▶ **Job**: Reproduce every line of the items below word for word, changing nothing.

▶ **Available records**:

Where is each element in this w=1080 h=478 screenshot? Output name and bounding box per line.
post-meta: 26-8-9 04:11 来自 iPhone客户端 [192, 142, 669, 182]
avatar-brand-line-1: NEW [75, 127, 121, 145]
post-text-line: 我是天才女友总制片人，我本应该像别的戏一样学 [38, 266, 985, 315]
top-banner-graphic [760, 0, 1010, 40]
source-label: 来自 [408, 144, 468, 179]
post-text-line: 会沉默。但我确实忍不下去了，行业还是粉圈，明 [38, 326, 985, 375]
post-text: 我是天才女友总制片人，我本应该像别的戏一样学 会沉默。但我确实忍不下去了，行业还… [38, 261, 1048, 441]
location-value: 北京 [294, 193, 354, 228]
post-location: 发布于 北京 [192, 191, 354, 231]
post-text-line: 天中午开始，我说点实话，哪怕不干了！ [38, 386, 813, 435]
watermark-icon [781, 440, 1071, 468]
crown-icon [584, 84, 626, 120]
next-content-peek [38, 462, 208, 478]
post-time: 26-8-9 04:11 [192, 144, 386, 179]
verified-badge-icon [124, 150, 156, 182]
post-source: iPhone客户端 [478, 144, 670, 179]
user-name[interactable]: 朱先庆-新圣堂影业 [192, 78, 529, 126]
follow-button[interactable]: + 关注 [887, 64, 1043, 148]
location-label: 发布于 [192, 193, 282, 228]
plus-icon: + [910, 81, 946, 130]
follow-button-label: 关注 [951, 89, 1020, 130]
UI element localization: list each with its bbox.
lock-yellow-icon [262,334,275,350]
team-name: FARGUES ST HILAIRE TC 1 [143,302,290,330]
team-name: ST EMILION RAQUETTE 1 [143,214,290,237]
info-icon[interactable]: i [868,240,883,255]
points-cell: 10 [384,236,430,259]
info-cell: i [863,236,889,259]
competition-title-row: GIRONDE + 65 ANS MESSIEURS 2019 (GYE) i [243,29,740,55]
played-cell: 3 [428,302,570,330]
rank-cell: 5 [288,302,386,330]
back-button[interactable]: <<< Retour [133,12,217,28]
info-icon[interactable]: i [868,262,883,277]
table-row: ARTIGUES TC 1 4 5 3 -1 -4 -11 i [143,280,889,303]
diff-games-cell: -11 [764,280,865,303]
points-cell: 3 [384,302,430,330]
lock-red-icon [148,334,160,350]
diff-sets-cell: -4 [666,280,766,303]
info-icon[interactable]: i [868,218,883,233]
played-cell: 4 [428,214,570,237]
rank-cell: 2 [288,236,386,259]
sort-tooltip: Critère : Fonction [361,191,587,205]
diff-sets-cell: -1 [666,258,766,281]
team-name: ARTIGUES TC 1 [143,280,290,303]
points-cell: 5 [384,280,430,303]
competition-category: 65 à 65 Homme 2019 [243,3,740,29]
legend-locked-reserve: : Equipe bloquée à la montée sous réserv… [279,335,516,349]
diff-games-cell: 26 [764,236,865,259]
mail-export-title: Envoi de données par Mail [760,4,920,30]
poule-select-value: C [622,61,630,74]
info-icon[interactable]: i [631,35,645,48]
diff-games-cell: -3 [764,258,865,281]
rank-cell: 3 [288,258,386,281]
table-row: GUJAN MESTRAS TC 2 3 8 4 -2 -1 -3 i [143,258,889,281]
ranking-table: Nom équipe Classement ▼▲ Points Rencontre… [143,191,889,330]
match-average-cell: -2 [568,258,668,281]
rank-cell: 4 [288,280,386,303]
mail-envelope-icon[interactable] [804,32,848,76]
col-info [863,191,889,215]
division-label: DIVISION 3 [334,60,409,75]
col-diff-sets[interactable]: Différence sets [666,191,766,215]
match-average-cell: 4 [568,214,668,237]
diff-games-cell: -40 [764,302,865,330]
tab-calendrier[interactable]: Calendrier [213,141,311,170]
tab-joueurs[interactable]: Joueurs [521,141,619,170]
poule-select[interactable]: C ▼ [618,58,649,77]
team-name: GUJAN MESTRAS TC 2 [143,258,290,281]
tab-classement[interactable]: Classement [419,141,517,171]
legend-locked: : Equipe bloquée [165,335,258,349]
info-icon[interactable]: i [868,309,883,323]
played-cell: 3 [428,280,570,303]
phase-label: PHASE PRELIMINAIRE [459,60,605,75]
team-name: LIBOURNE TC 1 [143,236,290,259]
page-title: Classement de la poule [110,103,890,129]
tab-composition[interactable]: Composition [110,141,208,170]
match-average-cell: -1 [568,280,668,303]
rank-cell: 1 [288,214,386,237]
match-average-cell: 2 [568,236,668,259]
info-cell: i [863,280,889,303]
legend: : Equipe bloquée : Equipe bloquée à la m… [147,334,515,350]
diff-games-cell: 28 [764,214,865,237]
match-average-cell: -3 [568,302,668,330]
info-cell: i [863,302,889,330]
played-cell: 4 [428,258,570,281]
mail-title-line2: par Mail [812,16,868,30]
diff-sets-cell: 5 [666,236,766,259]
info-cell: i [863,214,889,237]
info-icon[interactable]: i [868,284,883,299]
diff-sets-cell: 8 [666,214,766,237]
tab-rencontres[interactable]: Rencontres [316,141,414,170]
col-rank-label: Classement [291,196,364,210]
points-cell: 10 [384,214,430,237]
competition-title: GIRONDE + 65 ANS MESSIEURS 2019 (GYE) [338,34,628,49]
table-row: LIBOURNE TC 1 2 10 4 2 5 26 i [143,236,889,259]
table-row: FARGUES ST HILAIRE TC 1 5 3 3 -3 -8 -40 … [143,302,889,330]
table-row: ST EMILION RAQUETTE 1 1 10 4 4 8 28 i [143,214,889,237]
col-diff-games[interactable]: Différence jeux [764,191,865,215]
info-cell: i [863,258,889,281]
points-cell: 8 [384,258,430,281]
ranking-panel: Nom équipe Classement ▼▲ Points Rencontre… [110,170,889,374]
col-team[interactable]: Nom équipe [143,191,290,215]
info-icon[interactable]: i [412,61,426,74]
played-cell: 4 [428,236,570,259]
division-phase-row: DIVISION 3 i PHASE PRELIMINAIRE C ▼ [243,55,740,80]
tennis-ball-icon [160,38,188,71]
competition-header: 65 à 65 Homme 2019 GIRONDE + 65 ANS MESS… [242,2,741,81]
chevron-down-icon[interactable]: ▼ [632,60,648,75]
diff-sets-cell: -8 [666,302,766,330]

▶ **Solution for this exercise**:
Where is each element in this w=1080 h=478 screenshot? Output name and bounding box per line.
post-meta: 26-8-9 04:11 来自 iPhone客户端 [192, 142, 669, 182]
avatar-brand-line-1: NEW [75, 127, 121, 145]
post-text-line: 我是天才女友总制片人，我本应该像别的戏一样学 [38, 266, 985, 315]
top-banner-graphic [760, 0, 1010, 40]
source-label: 来自 [408, 144, 468, 179]
post-text-line: 会沉默。但我确实忍不下去了，行业还是粉圈，明 [38, 326, 985, 375]
post-text: 我是天才女友总制片人，我本应该像别的戏一样学 会沉默。但我确实忍不下去了，行业还… [38, 261, 1048, 441]
location-value: 北京 [294, 193, 354, 228]
post-location: 发布于 北京 [192, 191, 354, 231]
post-text-line: 天中午开始，我说点实话，哪怕不干了！ [38, 386, 813, 435]
watermark-icon [781, 440, 1071, 468]
crown-icon [584, 84, 626, 120]
next-content-peek [38, 462, 208, 478]
post-time: 26-8-9 04:11 [192, 144, 386, 179]
verified-badge-icon [124, 150, 156, 182]
post-source: iPhone客户端 [478, 144, 670, 179]
user-name[interactable]: 朱先庆-新圣堂影业 [192, 78, 529, 126]
follow-button[interactable]: + 关注 [887, 64, 1043, 148]
location-label: 发布于 [192, 193, 282, 228]
plus-icon: + [910, 81, 946, 130]
follow-button-label: 关注 [951, 89, 1020, 130]
UI element localization: list each with its bbox.
lock-yellow-icon [262,334,275,350]
team-name: FARGUES ST HILAIRE TC 1 [143,302,290,330]
team-name: ST EMILION RAQUETTE 1 [143,214,290,237]
info-icon[interactable]: i [868,240,883,255]
points-cell: 10 [384,236,430,259]
info-cell: i [863,236,889,259]
competition-title-row: GIRONDE + 65 ANS MESSIEURS 2019 (GYE) i [243,29,740,55]
played-cell: 3 [428,302,570,330]
rank-cell: 5 [288,302,386,330]
back-button[interactable]: <<< Retour [133,12,217,28]
info-icon[interactable]: i [868,262,883,277]
table-row: ARTIGUES TC 1 4 5 3 -1 -4 -11 i [143,280,889,303]
diff-games-cell: -11 [764,280,865,303]
points-cell: 3 [384,302,430,330]
lock-red-icon [148,334,160,350]
diff-sets-cell: -4 [666,280,766,303]
info-icon[interactable]: i [868,218,883,233]
played-cell: 4 [428,214,570,237]
rank-cell: 2 [288,236,386,259]
sort-tooltip: Critère : Fonction [361,191,587,205]
diff-sets-cell: -1 [666,258,766,281]
team-name: ARTIGUES TC 1 [143,280,290,303]
points-cell: 5 [384,280,430,303]
competition-category: 65 à 65 Homme 2019 [243,3,740,29]
legend-locked-reserve: : Equipe bloquée à la montée sous réserv… [279,335,516,349]
diff-games-cell: 26 [764,236,865,259]
mail-export-title: Envoi de données par Mail [760,4,920,30]
poule-select-value: C [622,61,630,74]
info-icon[interactable]: i [631,35,645,48]
diff-games-cell: -3 [764,258,865,281]
rank-cell: 3 [288,258,386,281]
table-row: GUJAN MESTRAS TC 2 3 8 4 -2 -1 -3 i [143,258,889,281]
ranking-table: Nom équipe Classement ▼▲ Points Rencontre… [143,191,889,330]
match-average-cell: -2 [568,258,668,281]
rank-cell: 4 [288,280,386,303]
mail-envelope-icon[interactable] [804,32,848,76]
col-info [863,191,889,215]
division-label: DIVISION 3 [334,60,409,75]
col-diff-sets[interactable]: Différence sets [666,191,766,215]
match-average-cell: 4 [568,214,668,237]
diff-games-cell: -40 [764,302,865,330]
tab-calendrier[interactable]: Calendrier [213,141,311,170]
tab-joueurs[interactable]: Joueurs [521,141,619,170]
poule-select[interactable]: C ▼ [618,58,649,77]
team-name: GUJAN MESTRAS TC 2 [143,258,290,281]
tab-classement[interactable]: Classement [419,141,517,171]
legend-locked: : Equipe bloquée [165,335,258,349]
info-icon[interactable]: i [868,309,883,323]
played-cell: 3 [428,280,570,303]
phase-label: PHASE PRELIMINAIRE [459,60,605,75]
team-name: LIBOURNE TC 1 [143,236,290,259]
page-title: Classement de la poule [110,103,890,129]
tab-composition[interactable]: Composition [110,141,208,170]
match-average-cell: -1 [568,280,668,303]
rank-cell: 1 [288,214,386,237]
match-average-cell: 2 [568,236,668,259]
info-cell: i [863,280,889,303]
legend: : Equipe bloquée : Equipe bloquée à la m… [147,334,515,350]
diff-games-cell: 28 [764,214,865,237]
match-average-cell: -3 [568,302,668,330]
info-cell: i [863,302,889,330]
played-cell: 4 [428,258,570,281]
mail-title-line2: par Mail [812,16,868,30]
diff-sets-cell: 5 [666,236,766,259]
info-cell: i [863,214,889,237]
info-icon[interactable]: i [868,284,883,299]
diff-sets-cell: 8 [666,214,766,237]
tab-rencontres[interactable]: Rencontres [316,141,414,170]
col-rank-label: Classement [291,196,364,210]
points-cell: 10 [384,214,430,237]
competition-title: GIRONDE + 65 ANS MESSIEURS 2019 (GYE) [338,34,628,49]
table-row: LIBOURNE TC 1 2 10 4 2 5 26 i [143,236,889,259]
table-row: FARGUES ST HILAIRE TC 1 5 3 3 -3 -8 -40 … [143,302,889,330]
table-row: ST EMILION RAQUETTE 1 1 10 4 4 8 28 i [143,214,889,237]
col-diff-games[interactable]: Différence jeux [764,191,865,215]
info-cell: i [863,258,889,281]
points-cell: 8 [384,258,430,281]
ranking-panel: Nom équipe Classement ▼▲ Points Rencontre… [110,170,889,374]
col-team[interactable]: Nom équipe [143,191,290,215]
info-icon[interactable]: i [412,61,426,74]
played-cell: 4 [428,236,570,259]
division-phase-row: DIVISION 3 i PHASE PRELIMINAIRE C ▼ [243,55,740,80]
tennis-ball-icon [160,38,188,71]
competition-header: 65 à 65 Homme 2019 GIRONDE + 65 ANS MESS… [242,2,741,81]
chevron-down-icon[interactable]: ▼ [632,60,648,75]
diff-sets-cell: -8 [666,302,766,330]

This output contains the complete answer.